◆ Problem requirements ◆
Identify each line containing the word "value" and copy it.

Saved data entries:

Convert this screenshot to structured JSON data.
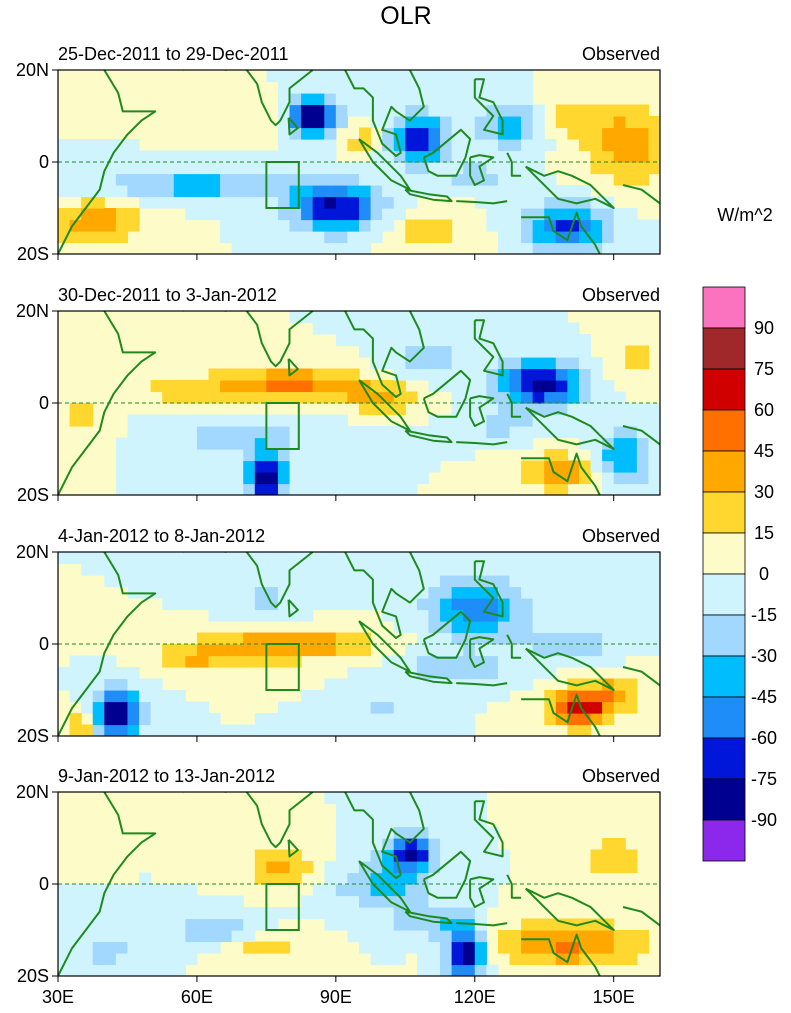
{
  "chart_data": {
    "type": "heatmap",
    "title": "OLR",
    "units": "W/m^2",
    "xlim": [
      30,
      160
    ],
    "ylim": [
      -20,
      20
    ],
    "x_ticks": [
      {
        "value": 30,
        "label": "30E"
      },
      {
        "value": 60,
        "label": "60E"
      },
      {
        "value": 90,
        "label": "90E"
      },
      {
        "value": 120,
        "label": "120E"
      },
      {
        "value": 150,
        "label": "150E"
      }
    ],
    "y_ticks": [
      {
        "value": 20,
        "label": "20N"
      },
      {
        "value": 0,
        "label": "0"
      },
      {
        "value": -20,
        "label": "20S"
      }
    ],
    "box": {
      "lon": [
        75,
        82
      ],
      "lat": [
        -10,
        0
      ]
    },
    "colorbar": {
      "labels": [
        "90",
        "75",
        "60",
        "45",
        "30",
        "15",
        "0",
        "-15",
        "-30",
        "-45",
        "-60",
        "-75",
        "-90"
      ],
      "colors": [
        "#fb72bf",
        "#a0282a",
        "#d00000",
        "#ff7000",
        "#ffa800",
        "#ffd72e",
        "#fdfcc8",
        "#cff4fe",
        "#a2d8fd",
        "#00bdfd",
        "#1e8df8",
        "#0016d8",
        "#000090",
        "#8c28ec"
      ]
    },
    "panels": [
      {
        "period": "25-Dec-2011 to 29-Dec-2011",
        "label": "Observed",
        "blobs": [
          {
            "lon": 85,
            "lat": 10,
            "sx": 5,
            "sy": 4.5,
            "v": -95
          },
          {
            "lon": 90,
            "lat": -10,
            "sx": 9,
            "sy": 5,
            "v": -80
          },
          {
            "lon": 108,
            "lat": 5,
            "sx": 6,
            "sy": 5,
            "v": -78
          },
          {
            "lon": 60,
            "lat": -5,
            "sx": 22,
            "sy": 3,
            "v": -38
          },
          {
            "lon": 140,
            "lat": -14,
            "sx": 9,
            "sy": 5,
            "v": -62
          },
          {
            "lon": 128,
            "lat": 8,
            "sx": 7,
            "sy": 5,
            "v": -42
          },
          {
            "lon": 120,
            "lat": -3,
            "sx": 5,
            "sy": 3,
            "v": -30
          },
          {
            "lon": 38,
            "lat": -13,
            "sx": 10,
            "sy": 5,
            "v": 40
          },
          {
            "lon": 153,
            "lat": 4,
            "sx": 9,
            "sy": 9,
            "v": 38
          },
          {
            "lon": 140,
            "lat": 10,
            "sx": 8,
            "sy": 5,
            "v": 22
          },
          {
            "lon": 95,
            "lat": 5,
            "sx": 5,
            "sy": 3,
            "v": 22
          },
          {
            "lon": 70,
            "lat": 10,
            "sx": 10,
            "sy": 4,
            "v": 15
          },
          {
            "lon": 110,
            "lat": -15,
            "sx": 9,
            "sy": 4,
            "v": 25
          }
        ]
      },
      {
        "period": "30-Dec-2011 to 3-Jan-2012",
        "label": "Observed",
        "blobs": [
          {
            "lon": 80,
            "lat": 4,
            "sx": 18,
            "sy": 3.5,
            "v": 48
          },
          {
            "lon": 100,
            "lat": 1,
            "sx": 8,
            "sy": 3,
            "v": 32
          },
          {
            "lon": 55,
            "lat": 3,
            "sx": 10,
            "sy": 3,
            "v": 18
          },
          {
            "lon": 134,
            "lat": 4,
            "sx": 9,
            "sy": 5,
            "v": -82
          },
          {
            "lon": 75,
            "lat": -16,
            "sx": 4,
            "sy": 5,
            "v": -95
          },
          {
            "lon": 70,
            "lat": -7,
            "sx": 15,
            "sy": 4,
            "v": -26
          },
          {
            "lon": 110,
            "lat": 10,
            "sx": 8,
            "sy": 5,
            "v": -22
          },
          {
            "lon": 152,
            "lat": -12,
            "sx": 6,
            "sy": 6,
            "v": -45
          },
          {
            "lon": 125,
            "lat": -5,
            "sx": 7,
            "sy": 3,
            "v": -22
          },
          {
            "lon": 138,
            "lat": -15,
            "sx": 8,
            "sy": 4,
            "v": 42
          },
          {
            "lon": 155,
            "lat": 10,
            "sx": 6,
            "sy": 6,
            "v": 22
          },
          {
            "lon": 35,
            "lat": -3,
            "sx": 6,
            "sy": 5,
            "v": 22
          }
        ]
      },
      {
        "period": "4-Jan-2012 to 8-Jan-2012",
        "label": "Observed",
        "blobs": [
          {
            "lon": 80,
            "lat": 0,
            "sx": 17,
            "sy": 3.5,
            "v": 48
          },
          {
            "lon": 60,
            "lat": -3,
            "sx": 9,
            "sy": 3,
            "v": 30
          },
          {
            "lon": 143,
            "lat": -14,
            "sx": 7,
            "sy": 4,
            "v": 66
          },
          {
            "lon": 150,
            "lat": -10,
            "sx": 8,
            "sy": 4,
            "v": 28
          },
          {
            "lon": 43,
            "lat": -15,
            "sx": 5,
            "sy": 5,
            "v": -95
          },
          {
            "lon": 120,
            "lat": 8,
            "sx": 10,
            "sy": 7,
            "v": -55
          },
          {
            "lon": 115,
            "lat": -5,
            "sx": 12,
            "sy": 3,
            "v": -30
          },
          {
            "lon": 140,
            "lat": 0,
            "sx": 10,
            "sy": 4,
            "v": -25
          },
          {
            "lon": 75,
            "lat": 10,
            "sx": 8,
            "sy": 4,
            "v": -20
          },
          {
            "lon": 35,
            "lat": -18,
            "sx": 3,
            "sy": 4,
            "v": 35
          },
          {
            "lon": 100,
            "lat": -14,
            "sx": 6,
            "sy": 3,
            "v": -20
          }
        ]
      },
      {
        "period": "9-Jan-2012 to 13-Jan-2012",
        "label": "Observed",
        "blobs": [
          {
            "lon": 106,
            "lat": 7,
            "sx": 5,
            "sy": 4,
            "v": -80
          },
          {
            "lon": 118,
            "lat": -15,
            "sx": 4,
            "sy": 6,
            "v": -90
          },
          {
            "lon": 100,
            "lat": 0,
            "sx": 10,
            "sy": 5,
            "v": -35
          },
          {
            "lon": 110,
            "lat": -8,
            "sx": 8,
            "sy": 4,
            "v": -28
          },
          {
            "lon": 65,
            "lat": -10,
            "sx": 9,
            "sy": 3,
            "v": -32
          },
          {
            "lon": 140,
            "lat": -13,
            "sx": 16,
            "sy": 5,
            "v": 48
          },
          {
            "lon": 150,
            "lat": 6,
            "sx": 8,
            "sy": 6,
            "v": 22
          },
          {
            "lon": 78,
            "lat": 4,
            "sx": 7,
            "sy": 4,
            "v": 35
          },
          {
            "lon": 75,
            "lat": -13,
            "sx": 8,
            "sy": 3,
            "v": 28
          },
          {
            "lon": 40,
            "lat": -15,
            "sx": 7,
            "sy": 4,
            "v": -22
          },
          {
            "lon": 35,
            "lat": 15,
            "sx": 6,
            "sy": 4,
            "v": 15
          }
        ]
      }
    ]
  }
}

◆ Answer to the exercise ◆
        "value": 30,
        "value": 60,
        "value": 90,
        "value": 120,
        "value": 150,
        "value": 20,
        "value": 0,
        "value": -20,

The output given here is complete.